[Records from a collection]
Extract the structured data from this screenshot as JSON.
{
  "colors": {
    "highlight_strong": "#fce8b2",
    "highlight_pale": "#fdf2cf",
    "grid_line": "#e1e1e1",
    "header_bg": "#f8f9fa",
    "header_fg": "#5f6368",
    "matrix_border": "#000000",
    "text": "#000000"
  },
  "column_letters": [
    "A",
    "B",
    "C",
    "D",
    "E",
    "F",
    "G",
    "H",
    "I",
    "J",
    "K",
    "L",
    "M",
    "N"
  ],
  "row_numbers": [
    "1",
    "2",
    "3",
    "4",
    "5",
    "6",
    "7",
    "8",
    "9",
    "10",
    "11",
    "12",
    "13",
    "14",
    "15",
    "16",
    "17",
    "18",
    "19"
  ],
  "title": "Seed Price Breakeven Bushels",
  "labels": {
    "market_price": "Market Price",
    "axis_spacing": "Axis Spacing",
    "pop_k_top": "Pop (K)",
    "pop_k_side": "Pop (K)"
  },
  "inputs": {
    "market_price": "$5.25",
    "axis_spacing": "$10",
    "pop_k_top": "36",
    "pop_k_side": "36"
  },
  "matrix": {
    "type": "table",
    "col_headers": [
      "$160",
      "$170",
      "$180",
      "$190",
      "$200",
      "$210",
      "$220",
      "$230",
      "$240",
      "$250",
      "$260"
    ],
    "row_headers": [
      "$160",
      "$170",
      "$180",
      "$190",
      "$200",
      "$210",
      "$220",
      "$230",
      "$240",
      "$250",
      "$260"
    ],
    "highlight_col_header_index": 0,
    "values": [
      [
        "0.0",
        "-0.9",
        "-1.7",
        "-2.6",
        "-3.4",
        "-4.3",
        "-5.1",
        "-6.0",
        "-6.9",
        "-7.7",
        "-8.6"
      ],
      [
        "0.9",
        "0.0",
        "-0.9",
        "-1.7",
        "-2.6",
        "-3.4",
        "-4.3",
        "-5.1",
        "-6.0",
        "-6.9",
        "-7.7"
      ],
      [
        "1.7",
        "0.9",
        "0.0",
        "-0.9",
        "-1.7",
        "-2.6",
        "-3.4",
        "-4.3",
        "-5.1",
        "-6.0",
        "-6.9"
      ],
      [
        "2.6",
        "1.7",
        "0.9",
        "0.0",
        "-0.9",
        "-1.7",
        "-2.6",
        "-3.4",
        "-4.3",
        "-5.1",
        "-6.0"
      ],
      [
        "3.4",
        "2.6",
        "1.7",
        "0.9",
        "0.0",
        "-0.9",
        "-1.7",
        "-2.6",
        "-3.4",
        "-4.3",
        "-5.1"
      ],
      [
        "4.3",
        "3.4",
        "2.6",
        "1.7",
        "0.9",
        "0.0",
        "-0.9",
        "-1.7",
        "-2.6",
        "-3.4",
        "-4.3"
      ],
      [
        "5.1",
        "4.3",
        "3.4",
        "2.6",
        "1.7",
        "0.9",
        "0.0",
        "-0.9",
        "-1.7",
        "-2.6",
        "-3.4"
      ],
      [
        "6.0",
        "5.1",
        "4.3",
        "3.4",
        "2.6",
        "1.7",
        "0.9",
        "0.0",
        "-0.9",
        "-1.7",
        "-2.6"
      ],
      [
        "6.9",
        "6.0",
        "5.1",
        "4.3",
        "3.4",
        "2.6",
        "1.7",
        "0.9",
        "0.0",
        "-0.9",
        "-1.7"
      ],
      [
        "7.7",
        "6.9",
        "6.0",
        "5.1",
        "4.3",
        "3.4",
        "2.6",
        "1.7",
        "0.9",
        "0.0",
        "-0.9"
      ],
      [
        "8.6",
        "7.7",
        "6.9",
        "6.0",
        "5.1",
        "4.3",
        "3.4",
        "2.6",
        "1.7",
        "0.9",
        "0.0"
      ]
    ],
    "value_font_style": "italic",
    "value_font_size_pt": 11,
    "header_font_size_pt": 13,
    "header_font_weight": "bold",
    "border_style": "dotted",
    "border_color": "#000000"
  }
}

Your goal: Print the whole listing again, exactly.

Solution to this exercise:
Extract the structured data from this screenshot as JSON.
{
  "colors": {
    "highlight_strong": "#fce8b2",
    "highlight_pale": "#fdf2cf",
    "grid_line": "#e1e1e1",
    "header_bg": "#f8f9fa",
    "header_fg": "#5f6368",
    "matrix_border": "#000000",
    "text": "#000000"
  },
  "column_letters": [
    "A",
    "B",
    "C",
    "D",
    "E",
    "F",
    "G",
    "H",
    "I",
    "J",
    "K",
    "L",
    "M",
    "N"
  ],
  "row_numbers": [
    "1",
    "2",
    "3",
    "4",
    "5",
    "6",
    "7",
    "8",
    "9",
    "10",
    "11",
    "12",
    "13",
    "14",
    "15",
    "16",
    "17",
    "18",
    "19"
  ],
  "title": "Seed Price Breakeven Bushels",
  "labels": {
    "market_price": "Market Price",
    "axis_spacing": "Axis Spacing",
    "pop_k_top": "Pop (K)",
    "pop_k_side": "Pop (K)"
  },
  "inputs": {
    "market_price": "$5.25",
    "axis_spacing": "$10",
    "pop_k_top": "36",
    "pop_k_side": "36"
  },
  "matrix": {
    "type": "table",
    "col_headers": [
      "$160",
      "$170",
      "$180",
      "$190",
      "$200",
      "$210",
      "$220",
      "$230",
      "$240",
      "$250",
      "$260"
    ],
    "row_headers": [
      "$160",
      "$170",
      "$180",
      "$190",
      "$200",
      "$210",
      "$220",
      "$230",
      "$240",
      "$250",
      "$260"
    ],
    "highlight_col_header_index": 0,
    "values": [
      [
        "0.0",
        "-0.9",
        "-1.7",
        "-2.6",
        "-3.4",
        "-4.3",
        "-5.1",
        "-6.0",
        "-6.9",
        "-7.7",
        "-8.6"
      ],
      [
        "0.9",
        "0.0",
        "-0.9",
        "-1.7",
        "-2.6",
        "-3.4",
        "-4.3",
        "-5.1",
        "-6.0",
        "-6.9",
        "-7.7"
      ],
      [
        "1.7",
        "0.9",
        "0.0",
        "-0.9",
        "-1.7",
        "-2.6",
        "-3.4",
        "-4.3",
        "-5.1",
        "-6.0",
        "-6.9"
      ],
      [
        "2.6",
        "1.7",
        "0.9",
        "0.0",
        "-0.9",
        "-1.7",
        "-2.6",
        "-3.4",
        "-4.3",
        "-5.1",
        "-6.0"
      ],
      [
        "3.4",
        "2.6",
        "1.7",
        "0.9",
        "0.0",
        "-0.9",
        "-1.7",
        "-2.6",
        "-3.4",
        "-4.3",
        "-5.1"
      ],
      [
        "4.3",
        "3.4",
        "2.6",
        "1.7",
        "0.9",
        "0.0",
        "-0.9",
        "-1.7",
        "-2.6",
        "-3.4",
        "-4.3"
      ],
      [
        "5.1",
        "4.3",
        "3.4",
        "2.6",
        "1.7",
        "0.9",
        "0.0",
        "-0.9",
        "-1.7",
        "-2.6",
        "-3.4"
      ],
      [
        "6.0",
        "5.1",
        "4.3",
        "3.4",
        "2.6",
        "1.7",
        "0.9",
        "0.0",
        "-0.9",
        "-1.7",
        "-2.6"
      ],
      [
        "6.9",
        "6.0",
        "5.1",
        "4.3",
        "3.4",
        "2.6",
        "1.7",
        "0.9",
        "0.0",
        "-0.9",
        "-1.7"
      ],
      [
        "7.7",
        "6.9",
        "6.0",
        "5.1",
        "4.3",
        "3.4",
        "2.6",
        "1.7",
        "0.9",
        "0.0",
        "-0.9"
      ],
      [
        "8.6",
        "7.7",
        "6.9",
        "6.0",
        "5.1",
        "4.3",
        "3.4",
        "2.6",
        "1.7",
        "0.9",
        "0.0"
      ]
    ],
    "value_font_style": "italic",
    "value_font_size_pt": 11,
    "header_font_size_pt": 13,
    "header_font_weight": "bold",
    "border_style": "dotted",
    "border_color": "#000000"
  }
}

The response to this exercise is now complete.